◆ Goal of the exercise: Copy out each line of the material below that holds the string "Guobing".
--- START ---
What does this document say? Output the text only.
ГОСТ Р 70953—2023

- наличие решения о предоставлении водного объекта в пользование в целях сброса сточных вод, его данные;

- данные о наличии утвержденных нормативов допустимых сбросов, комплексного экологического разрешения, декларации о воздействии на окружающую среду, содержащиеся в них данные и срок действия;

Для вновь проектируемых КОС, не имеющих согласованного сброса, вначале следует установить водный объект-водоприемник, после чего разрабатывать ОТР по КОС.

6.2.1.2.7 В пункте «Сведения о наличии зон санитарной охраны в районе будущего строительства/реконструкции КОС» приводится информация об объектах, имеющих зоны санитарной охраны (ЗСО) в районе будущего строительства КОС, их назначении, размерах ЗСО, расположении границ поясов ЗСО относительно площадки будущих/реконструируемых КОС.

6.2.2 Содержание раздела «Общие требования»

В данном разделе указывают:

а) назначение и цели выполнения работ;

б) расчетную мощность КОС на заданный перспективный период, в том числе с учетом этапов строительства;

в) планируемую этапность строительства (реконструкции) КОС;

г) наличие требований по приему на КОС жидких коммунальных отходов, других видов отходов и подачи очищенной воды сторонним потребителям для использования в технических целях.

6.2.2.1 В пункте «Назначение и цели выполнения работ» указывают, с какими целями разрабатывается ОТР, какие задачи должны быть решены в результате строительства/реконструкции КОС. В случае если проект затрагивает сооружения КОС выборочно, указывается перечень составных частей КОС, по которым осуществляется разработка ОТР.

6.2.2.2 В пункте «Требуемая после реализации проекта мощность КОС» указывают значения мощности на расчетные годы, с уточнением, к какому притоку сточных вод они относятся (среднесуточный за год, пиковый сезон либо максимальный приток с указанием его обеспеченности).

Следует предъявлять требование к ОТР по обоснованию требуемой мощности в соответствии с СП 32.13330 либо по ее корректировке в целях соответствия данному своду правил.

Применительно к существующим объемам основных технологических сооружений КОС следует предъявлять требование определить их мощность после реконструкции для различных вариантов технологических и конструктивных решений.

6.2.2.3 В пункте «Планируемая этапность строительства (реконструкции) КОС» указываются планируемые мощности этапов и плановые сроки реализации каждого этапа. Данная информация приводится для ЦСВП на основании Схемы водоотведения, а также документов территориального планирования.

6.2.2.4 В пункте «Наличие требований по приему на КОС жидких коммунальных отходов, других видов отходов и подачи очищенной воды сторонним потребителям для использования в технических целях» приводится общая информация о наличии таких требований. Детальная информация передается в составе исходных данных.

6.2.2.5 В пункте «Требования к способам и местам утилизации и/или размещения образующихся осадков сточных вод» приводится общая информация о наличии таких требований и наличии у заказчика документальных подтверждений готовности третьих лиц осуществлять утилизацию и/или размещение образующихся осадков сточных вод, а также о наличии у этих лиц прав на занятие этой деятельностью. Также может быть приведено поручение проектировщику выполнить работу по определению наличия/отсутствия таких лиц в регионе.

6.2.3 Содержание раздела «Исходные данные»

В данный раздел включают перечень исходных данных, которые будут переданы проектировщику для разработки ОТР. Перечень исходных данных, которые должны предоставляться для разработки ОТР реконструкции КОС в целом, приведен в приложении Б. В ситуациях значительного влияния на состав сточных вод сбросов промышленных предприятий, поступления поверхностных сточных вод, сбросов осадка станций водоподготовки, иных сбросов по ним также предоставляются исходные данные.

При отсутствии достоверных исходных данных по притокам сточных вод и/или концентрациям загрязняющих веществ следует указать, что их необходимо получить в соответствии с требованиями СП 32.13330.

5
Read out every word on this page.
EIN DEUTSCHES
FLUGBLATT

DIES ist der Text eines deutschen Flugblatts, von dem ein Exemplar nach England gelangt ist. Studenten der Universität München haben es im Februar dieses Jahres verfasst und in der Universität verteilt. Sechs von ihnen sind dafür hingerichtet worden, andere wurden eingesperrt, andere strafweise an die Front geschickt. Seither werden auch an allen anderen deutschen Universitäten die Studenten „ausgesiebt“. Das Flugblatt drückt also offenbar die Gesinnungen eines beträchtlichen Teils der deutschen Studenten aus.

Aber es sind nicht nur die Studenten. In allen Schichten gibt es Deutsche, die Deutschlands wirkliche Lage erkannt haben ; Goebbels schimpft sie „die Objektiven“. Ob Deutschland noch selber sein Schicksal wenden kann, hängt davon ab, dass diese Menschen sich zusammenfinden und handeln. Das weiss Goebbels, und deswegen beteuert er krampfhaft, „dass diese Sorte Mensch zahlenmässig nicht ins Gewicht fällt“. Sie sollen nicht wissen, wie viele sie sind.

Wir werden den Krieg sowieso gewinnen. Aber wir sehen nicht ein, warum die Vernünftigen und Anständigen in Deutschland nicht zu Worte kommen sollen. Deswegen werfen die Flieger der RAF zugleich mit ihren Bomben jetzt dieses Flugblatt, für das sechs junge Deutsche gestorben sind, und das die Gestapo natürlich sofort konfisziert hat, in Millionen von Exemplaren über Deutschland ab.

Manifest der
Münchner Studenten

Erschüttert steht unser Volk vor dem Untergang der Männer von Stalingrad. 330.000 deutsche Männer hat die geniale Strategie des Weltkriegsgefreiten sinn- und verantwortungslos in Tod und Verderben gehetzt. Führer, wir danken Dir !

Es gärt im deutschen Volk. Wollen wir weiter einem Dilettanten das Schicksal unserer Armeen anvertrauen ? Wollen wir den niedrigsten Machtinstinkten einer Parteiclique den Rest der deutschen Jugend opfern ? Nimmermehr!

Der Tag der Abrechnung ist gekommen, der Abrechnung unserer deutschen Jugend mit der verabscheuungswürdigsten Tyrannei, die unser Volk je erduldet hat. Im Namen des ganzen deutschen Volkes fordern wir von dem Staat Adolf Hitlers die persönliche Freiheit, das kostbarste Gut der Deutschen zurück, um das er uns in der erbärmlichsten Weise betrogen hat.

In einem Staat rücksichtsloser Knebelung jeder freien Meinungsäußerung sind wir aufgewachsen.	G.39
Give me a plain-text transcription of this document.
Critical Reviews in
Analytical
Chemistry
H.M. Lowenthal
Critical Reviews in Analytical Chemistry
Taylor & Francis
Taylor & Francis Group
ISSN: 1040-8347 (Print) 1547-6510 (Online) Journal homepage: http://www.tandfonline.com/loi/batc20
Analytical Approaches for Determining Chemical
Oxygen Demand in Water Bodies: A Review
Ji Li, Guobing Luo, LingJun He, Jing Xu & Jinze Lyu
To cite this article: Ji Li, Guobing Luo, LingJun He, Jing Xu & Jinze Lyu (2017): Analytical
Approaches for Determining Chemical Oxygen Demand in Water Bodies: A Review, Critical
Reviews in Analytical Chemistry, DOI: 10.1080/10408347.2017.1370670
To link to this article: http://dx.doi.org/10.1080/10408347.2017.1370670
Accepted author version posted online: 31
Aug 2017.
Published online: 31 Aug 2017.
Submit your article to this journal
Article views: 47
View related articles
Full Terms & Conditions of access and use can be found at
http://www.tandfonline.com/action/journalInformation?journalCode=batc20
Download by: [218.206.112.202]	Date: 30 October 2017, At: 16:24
--- END ---
◆ Response:
Ji Li, Guobing Luo, LingJun He, Jing Xu & Jinze Lyu
To cite this article: Ji Li, Guobing Luo, LingJun He, Jing Xu & Jinze Lyu (2017): Analytical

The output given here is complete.